Thursday 24 September 2009

Well said, Alice Thompson

Like, I imagine, several thousand people, I've only just heard about the case of Carol Hill, the dinner lady who was sacked for telling the mother of a bully victim the truth about why her child was injured.

A seven-year-old was tied up with a skipping rope and, it seems, whipped with another one by four other pupils. A dinner lady saw what was going on, rescued the victim, and marched the others into the school and reported them. The head teacher apparently sent a letter home to the victim's parents which omitted the main point: the story varies on whether it says the child was "hurt by some other children", or whether it was simply "hurt in a skipping rope accident". The dinner lady happened to see the mother shortly after the incident and commiserated with her - during which it became clear that the mother didn't know what had happened. She told her the truth - and has been sacked for "breaching confidentiality guidelines".

Margaret Haywood springs to mind: those supposed to be responsible for people's welfare see not so much incompetence or the allowing of suffering to be a crime, as the admission that such a thing is going on. It's so much easier to shoot the messenger than to deal with the problem. Of course in this case the secrecy may have been extra profitable since one of the bullies was the son of a parent governor . . .

....

**Problems to work on**
**a.** Translate this sentence from the blog post about the sacked dinner lady into Spanish: "It's so much easier to shoot the messenger than to deal with the problem."
**b.** Pick up the blog post about the sacked dinner lady after its final sentence and keep writing.

[Rows from a dataset]

....

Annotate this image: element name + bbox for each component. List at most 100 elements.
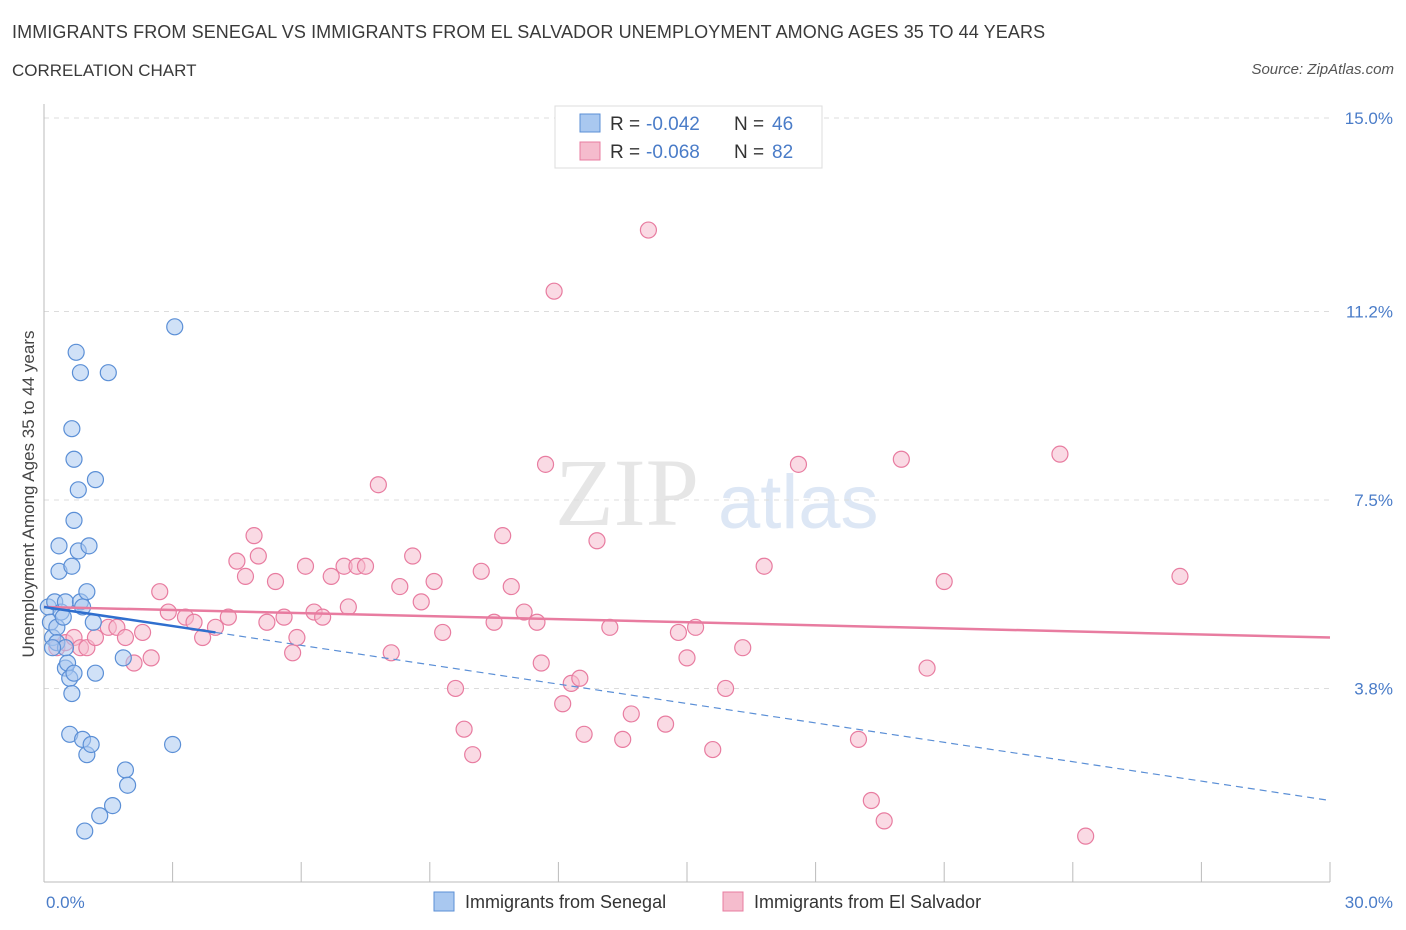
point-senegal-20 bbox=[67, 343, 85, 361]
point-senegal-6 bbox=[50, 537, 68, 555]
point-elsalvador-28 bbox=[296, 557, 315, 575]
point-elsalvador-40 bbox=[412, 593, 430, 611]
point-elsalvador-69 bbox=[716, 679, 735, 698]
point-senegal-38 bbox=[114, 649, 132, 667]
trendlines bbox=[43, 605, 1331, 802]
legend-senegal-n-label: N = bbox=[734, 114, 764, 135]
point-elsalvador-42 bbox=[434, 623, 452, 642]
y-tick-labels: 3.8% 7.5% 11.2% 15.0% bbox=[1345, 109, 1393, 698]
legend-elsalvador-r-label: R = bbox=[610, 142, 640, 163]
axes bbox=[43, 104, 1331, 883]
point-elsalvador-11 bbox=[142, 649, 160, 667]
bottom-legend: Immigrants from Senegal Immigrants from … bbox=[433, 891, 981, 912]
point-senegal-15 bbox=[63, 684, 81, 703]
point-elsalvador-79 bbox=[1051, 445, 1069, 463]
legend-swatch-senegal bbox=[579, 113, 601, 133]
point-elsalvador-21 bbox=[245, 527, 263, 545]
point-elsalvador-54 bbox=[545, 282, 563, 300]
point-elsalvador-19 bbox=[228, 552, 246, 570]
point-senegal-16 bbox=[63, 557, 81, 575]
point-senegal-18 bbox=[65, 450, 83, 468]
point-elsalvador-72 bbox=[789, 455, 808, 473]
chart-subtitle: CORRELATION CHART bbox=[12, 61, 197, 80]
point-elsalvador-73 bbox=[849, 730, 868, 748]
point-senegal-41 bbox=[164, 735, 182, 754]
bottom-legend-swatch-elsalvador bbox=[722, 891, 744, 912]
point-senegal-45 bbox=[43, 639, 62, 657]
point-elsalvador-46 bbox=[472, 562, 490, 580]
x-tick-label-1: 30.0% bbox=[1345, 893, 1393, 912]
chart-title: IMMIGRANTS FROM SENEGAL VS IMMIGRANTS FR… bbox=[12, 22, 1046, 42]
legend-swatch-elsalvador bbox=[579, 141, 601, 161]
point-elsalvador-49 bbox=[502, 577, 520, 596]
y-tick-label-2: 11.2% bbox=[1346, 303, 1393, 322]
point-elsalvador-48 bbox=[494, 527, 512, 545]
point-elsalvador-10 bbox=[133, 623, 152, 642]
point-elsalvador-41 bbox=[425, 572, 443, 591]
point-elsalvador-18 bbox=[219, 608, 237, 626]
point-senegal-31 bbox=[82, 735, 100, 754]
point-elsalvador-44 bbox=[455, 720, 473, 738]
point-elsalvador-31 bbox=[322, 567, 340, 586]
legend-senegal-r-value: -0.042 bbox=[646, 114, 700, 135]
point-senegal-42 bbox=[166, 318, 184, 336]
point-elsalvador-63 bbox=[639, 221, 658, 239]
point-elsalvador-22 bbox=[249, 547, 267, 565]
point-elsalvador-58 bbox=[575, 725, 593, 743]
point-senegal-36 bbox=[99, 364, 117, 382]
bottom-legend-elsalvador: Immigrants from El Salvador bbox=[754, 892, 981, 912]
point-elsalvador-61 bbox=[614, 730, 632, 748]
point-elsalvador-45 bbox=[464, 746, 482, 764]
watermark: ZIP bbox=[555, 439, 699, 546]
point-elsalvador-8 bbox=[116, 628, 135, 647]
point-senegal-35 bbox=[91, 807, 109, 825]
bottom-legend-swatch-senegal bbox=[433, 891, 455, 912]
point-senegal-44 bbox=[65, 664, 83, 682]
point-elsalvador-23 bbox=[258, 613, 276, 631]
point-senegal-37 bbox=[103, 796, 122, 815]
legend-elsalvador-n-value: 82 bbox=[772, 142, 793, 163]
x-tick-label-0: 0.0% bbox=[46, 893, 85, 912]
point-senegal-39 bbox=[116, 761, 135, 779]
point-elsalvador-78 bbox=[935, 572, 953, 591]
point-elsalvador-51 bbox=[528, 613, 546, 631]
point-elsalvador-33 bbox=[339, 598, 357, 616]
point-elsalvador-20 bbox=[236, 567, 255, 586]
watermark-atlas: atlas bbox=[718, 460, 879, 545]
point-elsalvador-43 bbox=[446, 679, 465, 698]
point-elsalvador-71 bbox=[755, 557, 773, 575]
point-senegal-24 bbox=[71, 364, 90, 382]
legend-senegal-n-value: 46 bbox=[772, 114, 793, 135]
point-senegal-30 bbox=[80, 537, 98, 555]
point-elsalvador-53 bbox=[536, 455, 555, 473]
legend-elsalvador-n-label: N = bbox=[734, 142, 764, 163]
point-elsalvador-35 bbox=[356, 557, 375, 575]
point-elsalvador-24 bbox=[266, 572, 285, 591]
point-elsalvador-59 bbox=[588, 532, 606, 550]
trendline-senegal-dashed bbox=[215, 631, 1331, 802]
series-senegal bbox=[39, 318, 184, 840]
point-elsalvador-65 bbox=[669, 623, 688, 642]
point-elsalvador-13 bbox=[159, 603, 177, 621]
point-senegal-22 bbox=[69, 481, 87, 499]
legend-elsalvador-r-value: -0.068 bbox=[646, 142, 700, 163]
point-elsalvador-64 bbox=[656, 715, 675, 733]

....

**Results by task**
**a.** Es mucho más fácil matar al mensajero que ocuparse del problema.

**b.**
There's a great article in the Times by Alice Thompson which I much enjoyed, and which speaks for the many invasions of machinery, paperwork and guidelines over humanity. I liked the comments, too.

It particularly enrages me in this case that if a teacher discovers that a pupil is self-harming, the child is not offered help but is reported to their parents - even if the child is doing this because of their parents and needs a different place to go to talk and let off steam. A friend of mine believed a teacher who said she'd keep such things confidential, and went to talk about it with her, only to be reported instead of helped. Presumably, if a parent can take the blame, that is what the school aims for; while if the school must take the blame, the parent is not informed. To inform or not to inform? It varies. (Apparently another school instructed children not to inform their parents that all their fingerprints were being taken!) But to lie? If anyone can tell me when it's appropriate to lie to a parent, I'd love to hear about it.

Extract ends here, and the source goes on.